* **Exercise objective**: Every line in the listing is to be echoed verbatim.

* **Stored records**:
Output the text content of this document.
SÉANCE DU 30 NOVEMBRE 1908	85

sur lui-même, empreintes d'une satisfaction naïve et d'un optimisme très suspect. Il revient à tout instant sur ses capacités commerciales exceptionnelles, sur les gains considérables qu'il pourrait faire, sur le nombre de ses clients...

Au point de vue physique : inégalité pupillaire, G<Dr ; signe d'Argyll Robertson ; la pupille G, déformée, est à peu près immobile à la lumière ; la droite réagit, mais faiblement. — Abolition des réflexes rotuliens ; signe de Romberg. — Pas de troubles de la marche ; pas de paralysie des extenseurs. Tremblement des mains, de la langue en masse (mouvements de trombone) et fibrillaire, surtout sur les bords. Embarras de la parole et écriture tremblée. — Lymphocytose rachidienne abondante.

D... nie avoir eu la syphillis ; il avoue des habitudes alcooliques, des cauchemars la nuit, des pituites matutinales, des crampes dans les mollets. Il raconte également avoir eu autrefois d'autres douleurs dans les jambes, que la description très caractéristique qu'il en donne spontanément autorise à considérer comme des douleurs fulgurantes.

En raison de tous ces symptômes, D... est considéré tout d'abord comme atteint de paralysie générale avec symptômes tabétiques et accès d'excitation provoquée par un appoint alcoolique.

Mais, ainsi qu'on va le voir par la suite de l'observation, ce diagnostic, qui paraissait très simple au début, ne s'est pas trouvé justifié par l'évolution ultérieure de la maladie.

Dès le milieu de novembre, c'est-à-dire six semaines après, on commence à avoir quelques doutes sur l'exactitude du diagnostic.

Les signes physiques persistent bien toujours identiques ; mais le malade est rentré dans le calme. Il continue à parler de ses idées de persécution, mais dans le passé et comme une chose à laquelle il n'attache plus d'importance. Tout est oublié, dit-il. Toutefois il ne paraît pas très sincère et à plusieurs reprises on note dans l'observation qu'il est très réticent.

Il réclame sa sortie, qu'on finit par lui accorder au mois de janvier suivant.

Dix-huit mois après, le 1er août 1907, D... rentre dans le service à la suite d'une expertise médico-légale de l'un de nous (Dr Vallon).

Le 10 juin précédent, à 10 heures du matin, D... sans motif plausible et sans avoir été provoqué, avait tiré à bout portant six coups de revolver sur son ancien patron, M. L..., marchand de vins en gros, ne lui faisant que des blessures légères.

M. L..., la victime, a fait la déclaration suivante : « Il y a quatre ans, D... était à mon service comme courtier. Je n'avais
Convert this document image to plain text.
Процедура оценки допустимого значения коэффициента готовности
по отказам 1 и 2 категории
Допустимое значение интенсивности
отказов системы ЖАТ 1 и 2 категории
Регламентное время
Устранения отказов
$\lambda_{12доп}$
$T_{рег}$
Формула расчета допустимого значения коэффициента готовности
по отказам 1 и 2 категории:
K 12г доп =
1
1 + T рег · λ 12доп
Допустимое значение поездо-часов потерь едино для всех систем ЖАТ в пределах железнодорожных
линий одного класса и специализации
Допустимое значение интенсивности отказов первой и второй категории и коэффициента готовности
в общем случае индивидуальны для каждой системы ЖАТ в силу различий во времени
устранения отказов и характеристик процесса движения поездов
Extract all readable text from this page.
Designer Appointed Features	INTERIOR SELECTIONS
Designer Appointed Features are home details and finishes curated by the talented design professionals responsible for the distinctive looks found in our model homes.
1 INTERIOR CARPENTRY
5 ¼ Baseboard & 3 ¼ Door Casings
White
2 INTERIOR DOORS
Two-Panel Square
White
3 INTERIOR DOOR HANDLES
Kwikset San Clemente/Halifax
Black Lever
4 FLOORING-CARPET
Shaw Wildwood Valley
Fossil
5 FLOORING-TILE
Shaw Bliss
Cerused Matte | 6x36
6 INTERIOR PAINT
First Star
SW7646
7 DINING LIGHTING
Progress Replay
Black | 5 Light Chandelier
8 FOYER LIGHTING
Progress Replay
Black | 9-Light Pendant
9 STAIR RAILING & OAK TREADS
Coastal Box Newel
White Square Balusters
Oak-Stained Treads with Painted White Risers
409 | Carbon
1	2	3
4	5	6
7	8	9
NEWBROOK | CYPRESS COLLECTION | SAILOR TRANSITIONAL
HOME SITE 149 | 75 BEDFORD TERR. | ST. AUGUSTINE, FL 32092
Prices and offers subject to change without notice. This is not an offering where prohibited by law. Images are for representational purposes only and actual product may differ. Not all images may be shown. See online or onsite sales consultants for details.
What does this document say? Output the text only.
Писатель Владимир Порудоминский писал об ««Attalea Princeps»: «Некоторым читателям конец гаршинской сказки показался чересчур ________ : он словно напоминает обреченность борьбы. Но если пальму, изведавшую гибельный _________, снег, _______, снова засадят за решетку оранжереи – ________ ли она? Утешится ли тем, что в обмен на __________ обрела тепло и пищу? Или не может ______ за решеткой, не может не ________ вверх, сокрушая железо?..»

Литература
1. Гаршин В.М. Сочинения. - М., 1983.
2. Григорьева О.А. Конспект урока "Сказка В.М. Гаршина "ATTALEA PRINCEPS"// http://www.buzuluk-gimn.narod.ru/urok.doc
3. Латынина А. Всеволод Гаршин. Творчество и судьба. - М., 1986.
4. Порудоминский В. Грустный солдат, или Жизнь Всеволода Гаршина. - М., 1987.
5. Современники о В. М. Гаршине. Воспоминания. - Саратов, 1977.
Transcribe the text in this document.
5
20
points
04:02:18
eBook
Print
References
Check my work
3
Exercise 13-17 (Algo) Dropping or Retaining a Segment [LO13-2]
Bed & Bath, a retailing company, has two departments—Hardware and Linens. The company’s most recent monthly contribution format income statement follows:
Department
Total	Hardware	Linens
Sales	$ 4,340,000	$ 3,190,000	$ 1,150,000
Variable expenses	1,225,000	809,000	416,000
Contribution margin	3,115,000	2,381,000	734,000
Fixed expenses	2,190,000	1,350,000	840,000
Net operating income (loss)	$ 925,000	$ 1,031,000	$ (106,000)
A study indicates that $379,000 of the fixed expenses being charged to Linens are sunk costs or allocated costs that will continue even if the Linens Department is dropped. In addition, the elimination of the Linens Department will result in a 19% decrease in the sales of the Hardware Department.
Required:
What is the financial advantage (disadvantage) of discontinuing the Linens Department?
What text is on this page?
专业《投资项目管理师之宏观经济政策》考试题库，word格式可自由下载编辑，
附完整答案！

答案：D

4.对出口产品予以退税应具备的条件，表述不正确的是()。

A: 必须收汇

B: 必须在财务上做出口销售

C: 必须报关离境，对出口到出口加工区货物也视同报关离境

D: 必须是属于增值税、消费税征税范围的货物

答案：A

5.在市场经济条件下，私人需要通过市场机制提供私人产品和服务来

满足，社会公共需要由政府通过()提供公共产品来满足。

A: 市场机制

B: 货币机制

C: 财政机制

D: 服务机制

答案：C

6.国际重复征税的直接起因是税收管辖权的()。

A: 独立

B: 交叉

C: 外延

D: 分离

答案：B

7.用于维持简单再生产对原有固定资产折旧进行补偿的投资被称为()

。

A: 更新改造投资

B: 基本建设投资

* **Correct answer**:
Output the text content of this document.
SÉANCE DU 30 NOVEMBRE 1908	85

sur lui-même, empreintes d'une satisfaction naïve et d'un optimisme très suspect. Il revient à tout instant sur ses capacités commerciales exceptionnelles, sur les gains considérables qu'il pourrait faire, sur le nombre de ses clients...

Au point de vue physique : inégalité pupillaire, G<Dr ; signe d'Argyll Robertson ; la pupille G, déformée, est à peu près immobile à la lumière ; la droite réagit, mais faiblement. — Abolition des réflexes rotuliens ; signe de Romberg. — Pas de troubles de la marche ; pas de paralysie des extenseurs. Tremblement des mains, de la langue en masse (mouvements de trombone) et fibrillaire, surtout sur les bords. Embarras de la parole et écriture tremblée. — Lymphocytose rachidienne abondante.

D... nie avoir eu la syphillis ; il avoue des habitudes alcooliques, des cauchemars la nuit, des pituites matutinales, des crampes dans les mollets. Il raconte également avoir eu autrefois d'autres douleurs dans les jambes, que la description très caractéristique qu'il en donne spontanément autorise à considérer comme des douleurs fulgurantes.

En raison de tous ces symptômes, D... est considéré tout d'abord comme atteint de paralysie générale avec symptômes tabétiques et accès d'excitation provoquée par un appoint alcoolique.

Mais, ainsi qu'on va le voir par la suite de l'observation, ce diagnostic, qui paraissait très simple au début, ne s'est pas trouvé justifié par l'évolution ultérieure de la maladie.

Dès le milieu de novembre, c'est-à-dire six semaines après, on commence à avoir quelques doutes sur l'exactitude du diagnostic.

Les signes physiques persistent bien toujours identiques ; mais le malade est rentré dans le calme. Il continue à parler de ses idées de persécution, mais dans le passé et comme une chose à laquelle il n'attache plus d'importance. Tout est oublié, dit-il. Toutefois il ne paraît pas très sincère et à plusieurs reprises on note dans l'observation qu'il est très réticent.

Il réclame sa sortie, qu'on finit par lui accorder au mois de janvier suivant.

Dix-huit mois après, le 1er août 1907, D... rentre dans le service à la suite d'une expertise médico-légale de l'un de nous (Dr Vallon).

Le 10 juin précédent, à 10 heures du matin, D... sans motif plausible et sans avoir été provoqué, avait tiré à bout portant six coups de revolver sur son ancien patron, M. L..., marchand de vins en gros, ne lui faisant que des blessures légères.

M. L..., la victime, a fait la déclaration suivante : « Il y a quatre ans, D... était à mon service comme courtier. Je n'avais
Convert this document image to plain text.
Процедура оценки допустимого значения коэффициента готовности
по отказам 1 и 2 категории
Допустимое значение интенсивности
отказов системы ЖАТ 1 и 2 категории
Регламентное время
Устранения отказов
$\lambda_{12доп}$
$T_{рег}$
Формула расчета допустимого значения коэффициента готовности
по отказам 1 и 2 категории:
K 12г доп =
1
1 + T рег · λ 12доп
Допустимое значение поездо-часов потерь едино для всех систем ЖАТ в пределах железнодорожных
линий одного класса и специализации
Допустимое значение интенсивности отказов первой и второй категории и коэффициента готовности
в общем случае индивидуальны для каждой системы ЖАТ в силу различий во времени
устранения отказов и характеристик процесса движения поездов
Extract all readable text from this page.
Designer Appointed Features	INTERIOR SELECTIONS
Designer Appointed Features are home details and finishes curated by the talented design professionals responsible for the distinctive looks found in our model homes.
1 INTERIOR CARPENTRY
5 ¼ Baseboard & 3 ¼ Door Casings
White
2 INTERIOR DOORS
Two-Panel Square
White
3 INTERIOR DOOR HANDLES
Kwikset San Clemente/Halifax
Black Lever
4 FLOORING-CARPET
Shaw Wildwood Valley
Fossil
5 FLOORING-TILE
Shaw Bliss
Cerused Matte | 6x36
6 INTERIOR PAINT
First Star
SW7646
7 DINING LIGHTING
Progress Replay
Black | 5 Light Chandelier
8 FOYER LIGHTING
Progress Replay
Black | 9-Light Pendant
9 STAIR RAILING & OAK TREADS
Coastal Box Newel
White Square Balusters
Oak-Stained Treads with Painted White Risers
409 | Carbon
1	2	3
4	5	6
7	8	9
NEWBROOK | CYPRESS COLLECTION | SAILOR TRANSITIONAL
HOME SITE 149 | 75 BEDFORD TERR. | ST. AUGUSTINE, FL 32092
Prices and offers subject to change without notice. This is not an offering where prohibited by law. Images are for representational purposes only and actual product may differ. Not all images may be shown. See online or onsite sales consultants for details.
What does this document say? Output the text only.
Писатель Владимир Порудоминский писал об ««Attalea Princeps»: «Некоторым читателям конец гаршинской сказки показался чересчур ________ : он словно напоминает обреченность борьбы. Но если пальму, изведавшую гибельный _________, снег, _______, снова засадят за решетку оранжереи – ________ ли она? Утешится ли тем, что в обмен на __________ обрела тепло и пищу? Или не может ______ за решеткой, не может не ________ вверх, сокрушая железо?..»

Литература
1. Гаршин В.М. Сочинения. - М., 1983.
2. Григорьева О.А. Конспект урока "Сказка В.М. Гаршина "ATTALEA PRINCEPS"// http://www.buzuluk-gimn.narod.ru/urok.doc
3. Латынина А. Всеволод Гаршин. Творчество и судьба. - М., 1986.
4. Порудоминский В. Грустный солдат, или Жизнь Всеволода Гаршина. - М., 1987.
5. Современники о В. М. Гаршине. Воспоминания. - Саратов, 1977.
Transcribe the text in this document.
5
20
points
04:02:18
eBook
Print
References
Check my work
3
Exercise 13-17 (Algo) Dropping or Retaining a Segment [LO13-2]
Bed & Bath, a retailing company, has two departments—Hardware and Linens. The company’s most recent monthly contribution format income statement follows:
Department
Total	Hardware	Linens
Sales	$ 4,340,000	$ 3,190,000	$ 1,150,000
Variable expenses	1,225,000	809,000	416,000
Contribution margin	3,115,000	2,381,000	734,000
Fixed expenses	2,190,000	1,350,000	840,000
Net operating income (loss)	$ 925,000	$ 1,031,000	$ (106,000)
A study indicates that $379,000 of the fixed expenses being charged to Linens are sunk costs or allocated costs that will continue even if the Linens Department is dropped. In addition, the elimination of the Linens Department will result in a 19% decrease in the sales of the Hardware Department.
Required:
What is the financial advantage (disadvantage) of discontinuing the Linens Department?
What text is on this page?
专业《投资项目管理师之宏观经济政策》考试题库，word格式可自由下载编辑，
附完整答案！

答案：D

4.对出口产品予以退税应具备的条件，表述不正确的是()。

A: 必须收汇

B: 必须在财务上做出口销售

C: 必须报关离境，对出口到出口加工区货物也视同报关离境

D: 必须是属于增值税、消费税征税范围的货物

答案：A

5.在市场经济条件下，私人需要通过市场机制提供私人产品和服务来

满足，社会公共需要由政府通过()提供公共产品来满足。

A: 市场机制

B: 货币机制

C: 财政机制

D: 服务机制

答案：C

6.国际重复征税的直接起因是税收管辖权的()。

A: 独立

B: 交叉

C: 外延

D: 分离

答案：B

7.用于维持简单再生产对原有固定资产折旧进行补偿的投资被称为()

。

A: 更新改造投资

B: 基本建设投资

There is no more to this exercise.